====== Data records ======
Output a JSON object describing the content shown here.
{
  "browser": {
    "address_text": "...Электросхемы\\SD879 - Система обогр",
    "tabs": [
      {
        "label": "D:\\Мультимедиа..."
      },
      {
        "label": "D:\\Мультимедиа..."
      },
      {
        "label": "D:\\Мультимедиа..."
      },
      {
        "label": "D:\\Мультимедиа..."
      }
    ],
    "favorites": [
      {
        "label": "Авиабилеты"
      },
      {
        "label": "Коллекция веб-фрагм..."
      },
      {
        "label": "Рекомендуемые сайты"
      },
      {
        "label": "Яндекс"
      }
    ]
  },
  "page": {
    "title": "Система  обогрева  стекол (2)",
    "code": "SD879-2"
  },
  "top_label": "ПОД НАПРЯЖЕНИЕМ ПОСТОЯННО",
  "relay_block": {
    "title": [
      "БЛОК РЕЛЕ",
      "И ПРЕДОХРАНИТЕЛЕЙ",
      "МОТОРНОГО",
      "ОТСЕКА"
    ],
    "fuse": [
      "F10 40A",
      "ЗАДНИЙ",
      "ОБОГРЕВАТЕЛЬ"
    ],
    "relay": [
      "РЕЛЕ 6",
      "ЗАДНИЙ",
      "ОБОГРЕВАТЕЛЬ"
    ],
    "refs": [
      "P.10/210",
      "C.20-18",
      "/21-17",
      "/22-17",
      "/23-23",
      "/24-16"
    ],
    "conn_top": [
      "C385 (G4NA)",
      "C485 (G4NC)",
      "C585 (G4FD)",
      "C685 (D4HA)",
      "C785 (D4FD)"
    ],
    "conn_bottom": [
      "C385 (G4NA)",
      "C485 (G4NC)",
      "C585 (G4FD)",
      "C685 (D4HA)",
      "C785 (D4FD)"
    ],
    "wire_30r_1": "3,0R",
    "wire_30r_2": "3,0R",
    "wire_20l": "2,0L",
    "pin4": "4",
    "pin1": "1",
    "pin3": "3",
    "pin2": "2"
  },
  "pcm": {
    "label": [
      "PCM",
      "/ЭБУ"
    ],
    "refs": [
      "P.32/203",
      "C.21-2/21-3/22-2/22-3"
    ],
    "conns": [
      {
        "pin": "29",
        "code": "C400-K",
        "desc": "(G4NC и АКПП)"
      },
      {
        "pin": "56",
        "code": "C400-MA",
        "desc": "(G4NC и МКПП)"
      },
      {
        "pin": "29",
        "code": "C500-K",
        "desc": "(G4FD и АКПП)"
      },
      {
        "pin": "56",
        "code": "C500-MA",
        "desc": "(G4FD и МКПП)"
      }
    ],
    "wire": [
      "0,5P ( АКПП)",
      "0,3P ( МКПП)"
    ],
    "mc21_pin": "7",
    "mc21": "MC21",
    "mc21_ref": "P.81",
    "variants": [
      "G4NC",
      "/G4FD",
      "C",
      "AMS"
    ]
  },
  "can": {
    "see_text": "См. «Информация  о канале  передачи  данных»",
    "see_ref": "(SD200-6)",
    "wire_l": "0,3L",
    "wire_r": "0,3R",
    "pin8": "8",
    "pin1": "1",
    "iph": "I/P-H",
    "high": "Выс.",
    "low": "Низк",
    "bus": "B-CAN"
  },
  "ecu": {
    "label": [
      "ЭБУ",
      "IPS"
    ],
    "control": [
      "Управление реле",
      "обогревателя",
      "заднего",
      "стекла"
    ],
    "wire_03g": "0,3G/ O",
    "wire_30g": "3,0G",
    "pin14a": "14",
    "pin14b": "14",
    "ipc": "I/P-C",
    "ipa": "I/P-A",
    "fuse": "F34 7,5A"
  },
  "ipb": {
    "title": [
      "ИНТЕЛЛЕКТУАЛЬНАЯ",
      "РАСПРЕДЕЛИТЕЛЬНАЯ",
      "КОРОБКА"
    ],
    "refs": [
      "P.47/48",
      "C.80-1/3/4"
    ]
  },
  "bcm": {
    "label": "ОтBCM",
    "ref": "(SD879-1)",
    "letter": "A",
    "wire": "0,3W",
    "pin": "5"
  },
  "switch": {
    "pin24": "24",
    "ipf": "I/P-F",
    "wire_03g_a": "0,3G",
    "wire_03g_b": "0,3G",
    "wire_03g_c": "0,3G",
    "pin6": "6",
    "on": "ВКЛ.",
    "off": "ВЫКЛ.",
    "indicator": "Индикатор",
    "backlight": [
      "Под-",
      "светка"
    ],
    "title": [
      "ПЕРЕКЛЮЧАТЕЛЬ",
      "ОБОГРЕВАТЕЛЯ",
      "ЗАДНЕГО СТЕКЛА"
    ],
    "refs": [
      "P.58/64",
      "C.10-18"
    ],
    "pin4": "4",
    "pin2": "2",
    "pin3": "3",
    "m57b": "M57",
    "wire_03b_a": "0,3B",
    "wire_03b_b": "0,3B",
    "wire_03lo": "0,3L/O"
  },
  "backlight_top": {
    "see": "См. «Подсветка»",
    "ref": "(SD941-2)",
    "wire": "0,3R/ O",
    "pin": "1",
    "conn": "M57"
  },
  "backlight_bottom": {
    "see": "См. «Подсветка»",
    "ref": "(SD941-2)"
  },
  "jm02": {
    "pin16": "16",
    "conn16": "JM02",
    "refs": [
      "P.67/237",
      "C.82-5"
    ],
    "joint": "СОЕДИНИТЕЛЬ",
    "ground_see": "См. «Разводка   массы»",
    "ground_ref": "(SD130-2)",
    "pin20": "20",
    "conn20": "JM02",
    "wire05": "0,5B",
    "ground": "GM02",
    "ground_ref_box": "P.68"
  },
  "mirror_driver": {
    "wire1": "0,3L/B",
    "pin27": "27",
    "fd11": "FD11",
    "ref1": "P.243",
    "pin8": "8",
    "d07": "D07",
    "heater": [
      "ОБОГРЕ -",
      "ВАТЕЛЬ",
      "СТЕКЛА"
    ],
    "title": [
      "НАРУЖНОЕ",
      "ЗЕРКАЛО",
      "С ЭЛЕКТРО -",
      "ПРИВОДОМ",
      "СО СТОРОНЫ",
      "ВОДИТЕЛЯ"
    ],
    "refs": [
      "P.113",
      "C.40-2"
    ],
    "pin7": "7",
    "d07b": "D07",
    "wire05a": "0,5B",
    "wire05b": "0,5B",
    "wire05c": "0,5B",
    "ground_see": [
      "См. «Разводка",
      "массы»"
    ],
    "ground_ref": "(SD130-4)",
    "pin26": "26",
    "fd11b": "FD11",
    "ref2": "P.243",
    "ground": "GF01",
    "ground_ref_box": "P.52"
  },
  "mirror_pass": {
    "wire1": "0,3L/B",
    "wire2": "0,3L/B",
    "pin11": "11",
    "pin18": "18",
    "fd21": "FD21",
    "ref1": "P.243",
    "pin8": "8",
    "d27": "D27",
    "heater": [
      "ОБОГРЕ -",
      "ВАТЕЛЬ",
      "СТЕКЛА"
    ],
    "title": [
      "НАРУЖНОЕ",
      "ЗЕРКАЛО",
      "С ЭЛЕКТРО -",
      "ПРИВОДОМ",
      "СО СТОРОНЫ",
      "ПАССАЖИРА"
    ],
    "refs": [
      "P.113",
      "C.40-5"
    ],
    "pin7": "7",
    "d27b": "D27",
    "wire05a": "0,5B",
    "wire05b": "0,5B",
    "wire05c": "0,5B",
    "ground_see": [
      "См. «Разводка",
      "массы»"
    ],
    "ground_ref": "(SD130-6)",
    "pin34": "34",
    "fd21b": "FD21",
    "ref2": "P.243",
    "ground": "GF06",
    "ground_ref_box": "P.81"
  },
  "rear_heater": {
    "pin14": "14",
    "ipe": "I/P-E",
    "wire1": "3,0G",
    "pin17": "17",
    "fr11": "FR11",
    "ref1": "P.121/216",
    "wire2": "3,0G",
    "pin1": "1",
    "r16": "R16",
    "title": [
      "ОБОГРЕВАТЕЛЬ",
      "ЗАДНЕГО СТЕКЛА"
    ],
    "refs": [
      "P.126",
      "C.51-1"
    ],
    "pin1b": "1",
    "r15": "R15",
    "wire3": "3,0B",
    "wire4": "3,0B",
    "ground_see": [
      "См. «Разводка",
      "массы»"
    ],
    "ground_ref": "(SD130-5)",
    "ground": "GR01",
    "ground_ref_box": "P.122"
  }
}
======
**Exercise prompt**
Select every line of the material above holding the word "АКПП" and copy it.

**Written answer**
        "desc": "(G4NC и АКПП)"
        "desc": "(G4FD и АКПП)"
      "0,5P ( АКПП)",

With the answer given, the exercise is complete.